Kumpulan Latihan
[a] Angka persentase apa saja yang muncul dalam teks tentang krisis Sri Lanka? Sebutkan semuanya.
[b] Lanjutkan teks tentang krisis Sri Lanka mulai setelah kalimat terakhirnya.

Kutipan Dokumen
____________
Pada 2023, risiko AS menghadapi resesi sebesar 38 persen, negara-negara Eropa 50–55 persen, dan Asia 20–25 persen. Di Indonesia hanya 3 persen, berbeda jauh dengan Sri Lanka.
Jakarta, legacynews.id – Krisis ekonomi dan politik di Sri Lanka menjadi bukti bahwa pandemi panjang Covid-19, yang disusul krisis geopolitik di Ukraina, bisa membuat perekonomian sebuah negara babak belur. Sri Lanka jatuh ke dalam krisis ekonomi yang akut, setelah sektor pariwisatanya ambruk karena pandemi dan upaya pemulihan ekonominya terganggu, antara lain, oleh krisis pangan dan energi yang makin berat sebagai dampak serbuan Rusia ke Ukraina.
Presiden Sri Lanka Gotabaya Rajapaksa terpaksa mengundurkan diri dan menyingkir keluar negeri, ke Maladewa, pada Rabu, 12 Juli 2022, kemudian berpindah ke Singapura. Ia meninggalkan negerinya yang mengalami inflasi 50 persen, cadangan devisa yang hanya cukup untuk impor 7–8 pekan, serta jaringan listrik yang biarpet karena ketiadaan bahan bakar untuk pembangkit listriknya.
____________
(Catatan dari sumber data)
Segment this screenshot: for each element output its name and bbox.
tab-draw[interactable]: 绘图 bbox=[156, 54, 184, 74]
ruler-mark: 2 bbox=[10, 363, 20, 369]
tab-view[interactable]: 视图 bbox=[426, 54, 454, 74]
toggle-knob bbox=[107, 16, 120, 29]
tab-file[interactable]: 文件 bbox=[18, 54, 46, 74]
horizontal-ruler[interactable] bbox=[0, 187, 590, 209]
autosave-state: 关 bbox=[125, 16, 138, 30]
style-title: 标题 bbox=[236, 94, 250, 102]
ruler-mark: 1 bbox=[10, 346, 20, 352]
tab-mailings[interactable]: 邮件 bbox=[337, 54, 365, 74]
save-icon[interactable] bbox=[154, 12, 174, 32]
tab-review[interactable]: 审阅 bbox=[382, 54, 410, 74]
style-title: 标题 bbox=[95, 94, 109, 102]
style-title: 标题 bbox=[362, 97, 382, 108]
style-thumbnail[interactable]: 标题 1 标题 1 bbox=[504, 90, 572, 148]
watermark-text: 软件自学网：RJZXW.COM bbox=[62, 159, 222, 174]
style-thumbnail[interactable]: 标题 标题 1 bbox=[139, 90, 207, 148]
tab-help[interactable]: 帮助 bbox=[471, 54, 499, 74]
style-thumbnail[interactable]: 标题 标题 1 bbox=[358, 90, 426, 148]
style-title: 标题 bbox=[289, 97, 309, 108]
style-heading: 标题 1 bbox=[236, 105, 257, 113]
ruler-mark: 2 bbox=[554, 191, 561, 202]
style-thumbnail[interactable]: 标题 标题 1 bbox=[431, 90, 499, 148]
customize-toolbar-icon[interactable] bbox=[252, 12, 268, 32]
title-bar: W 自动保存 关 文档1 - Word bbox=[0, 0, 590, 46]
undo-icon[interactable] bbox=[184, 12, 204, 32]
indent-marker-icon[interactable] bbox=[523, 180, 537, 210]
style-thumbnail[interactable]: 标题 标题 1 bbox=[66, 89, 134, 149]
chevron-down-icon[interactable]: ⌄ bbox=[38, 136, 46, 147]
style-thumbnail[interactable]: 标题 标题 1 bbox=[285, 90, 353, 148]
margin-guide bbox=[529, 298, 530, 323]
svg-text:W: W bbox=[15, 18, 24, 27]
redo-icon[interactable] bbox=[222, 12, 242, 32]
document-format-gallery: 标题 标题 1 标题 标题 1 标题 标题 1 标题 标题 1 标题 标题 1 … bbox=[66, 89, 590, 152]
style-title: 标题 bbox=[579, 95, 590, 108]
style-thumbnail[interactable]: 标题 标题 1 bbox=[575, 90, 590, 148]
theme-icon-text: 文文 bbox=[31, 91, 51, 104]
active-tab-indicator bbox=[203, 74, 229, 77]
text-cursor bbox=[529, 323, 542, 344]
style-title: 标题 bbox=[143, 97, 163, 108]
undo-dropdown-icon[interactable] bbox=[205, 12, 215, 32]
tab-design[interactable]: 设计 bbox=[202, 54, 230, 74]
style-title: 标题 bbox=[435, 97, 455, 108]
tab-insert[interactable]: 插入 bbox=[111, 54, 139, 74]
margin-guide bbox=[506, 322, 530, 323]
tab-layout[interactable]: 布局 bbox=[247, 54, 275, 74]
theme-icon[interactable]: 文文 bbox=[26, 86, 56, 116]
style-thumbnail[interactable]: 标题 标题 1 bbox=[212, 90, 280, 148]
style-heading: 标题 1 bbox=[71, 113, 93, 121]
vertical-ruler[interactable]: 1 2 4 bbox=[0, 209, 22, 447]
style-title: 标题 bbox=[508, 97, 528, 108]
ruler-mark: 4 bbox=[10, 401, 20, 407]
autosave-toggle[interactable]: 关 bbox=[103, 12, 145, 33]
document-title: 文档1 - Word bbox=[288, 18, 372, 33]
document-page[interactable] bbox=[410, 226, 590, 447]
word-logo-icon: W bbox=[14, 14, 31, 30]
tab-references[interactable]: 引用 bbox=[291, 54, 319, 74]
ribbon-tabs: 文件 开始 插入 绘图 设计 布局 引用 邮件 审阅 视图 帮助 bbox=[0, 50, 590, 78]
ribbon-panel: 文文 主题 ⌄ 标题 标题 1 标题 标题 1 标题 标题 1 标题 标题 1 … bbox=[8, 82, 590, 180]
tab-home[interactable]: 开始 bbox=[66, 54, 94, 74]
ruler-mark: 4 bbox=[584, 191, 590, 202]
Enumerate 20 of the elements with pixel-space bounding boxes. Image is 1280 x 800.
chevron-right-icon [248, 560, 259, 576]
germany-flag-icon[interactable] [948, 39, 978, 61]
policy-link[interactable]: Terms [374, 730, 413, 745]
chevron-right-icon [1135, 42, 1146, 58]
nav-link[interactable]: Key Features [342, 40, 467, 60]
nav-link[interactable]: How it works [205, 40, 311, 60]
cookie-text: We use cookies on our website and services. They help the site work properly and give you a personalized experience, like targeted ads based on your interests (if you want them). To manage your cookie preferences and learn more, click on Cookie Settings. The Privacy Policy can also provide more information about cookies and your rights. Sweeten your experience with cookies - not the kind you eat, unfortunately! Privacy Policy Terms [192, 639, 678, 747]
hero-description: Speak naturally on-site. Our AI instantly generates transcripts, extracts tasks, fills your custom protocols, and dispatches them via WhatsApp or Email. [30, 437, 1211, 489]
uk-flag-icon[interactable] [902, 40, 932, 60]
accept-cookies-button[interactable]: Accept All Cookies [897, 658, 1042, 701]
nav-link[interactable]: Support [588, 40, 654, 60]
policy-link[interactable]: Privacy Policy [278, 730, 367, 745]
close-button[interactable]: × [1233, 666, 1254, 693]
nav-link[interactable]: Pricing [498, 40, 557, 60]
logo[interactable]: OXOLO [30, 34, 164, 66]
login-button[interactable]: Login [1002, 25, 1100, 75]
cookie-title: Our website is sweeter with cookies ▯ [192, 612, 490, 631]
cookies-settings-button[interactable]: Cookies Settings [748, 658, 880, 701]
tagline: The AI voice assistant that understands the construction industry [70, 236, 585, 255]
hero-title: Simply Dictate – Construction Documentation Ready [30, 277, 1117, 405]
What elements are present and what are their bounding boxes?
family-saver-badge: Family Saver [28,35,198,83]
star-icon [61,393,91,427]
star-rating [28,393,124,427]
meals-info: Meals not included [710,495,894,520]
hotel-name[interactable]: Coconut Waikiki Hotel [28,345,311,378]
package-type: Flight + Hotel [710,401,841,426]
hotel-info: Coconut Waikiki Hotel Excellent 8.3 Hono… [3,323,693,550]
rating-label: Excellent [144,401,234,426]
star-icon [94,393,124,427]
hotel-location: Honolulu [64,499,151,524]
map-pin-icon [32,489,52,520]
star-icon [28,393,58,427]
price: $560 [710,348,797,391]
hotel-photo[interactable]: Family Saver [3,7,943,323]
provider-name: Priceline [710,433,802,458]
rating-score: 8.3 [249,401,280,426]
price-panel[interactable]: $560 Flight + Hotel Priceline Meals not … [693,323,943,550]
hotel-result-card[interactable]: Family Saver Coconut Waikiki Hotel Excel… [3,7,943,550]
____________
Jawaban Tiap Tugas
[a] 38 persen; 50–55 persen; 20–25 persen; 3 persen; 50 persen

[b]
Penerimaan negara Sri Lanka anjlok. Produksi pangan merosot karena pemerintah memaksakan pertanian organik tanpa pupuk. Harga pangan melonjak, BBM langka, dan nilai tukar Rupee ke USD terdepresiasi 50 persen.
Keguncangan ekonomi itu sudah diduga. Para analis ekonomi pun telah memperkirakan bahwa Sri Lanka akan menghadapi problem ekonomi serius. Survei yang dilakukan Bloomberg pada Juni lalu, sebelum belitan ekonomi itu berubah menjadi krisis politik, menyebutkan bahwa para analis yang menjadi narasumbernya menduga bahwa negara tersebut akan mengalami problem berat.
Dalam survei Bloomberg itu, para analis hanya menyampaikan sejumlah indikator ekonomi makro dari berbagai negara yang kemudian diolah dalam model statistik. Model yang dikembangkan oleh Bloomberg itu kemudian memberikan angka peluang (probabilitas) kejadian pertumbuhan negatif pada produk domestik bruto (PDB) jangka dua kuartal atau lebih alias resesi pada 2023.
Hasilnya, model statistik itu menyebutkan bahwa dengan probabilitas 85 persen, Sri Lanka akan dilanda resesi pada 2023. Perkiraan resesi itu melonjak tinggi dari survei sebelumnya yang menyebut probabilitas 33 persen. Tapi, rupanya krisis politiknya mencapai puncaknya lebih cepat dan berujung pada pergantian pemerintahan di Sri Lanka.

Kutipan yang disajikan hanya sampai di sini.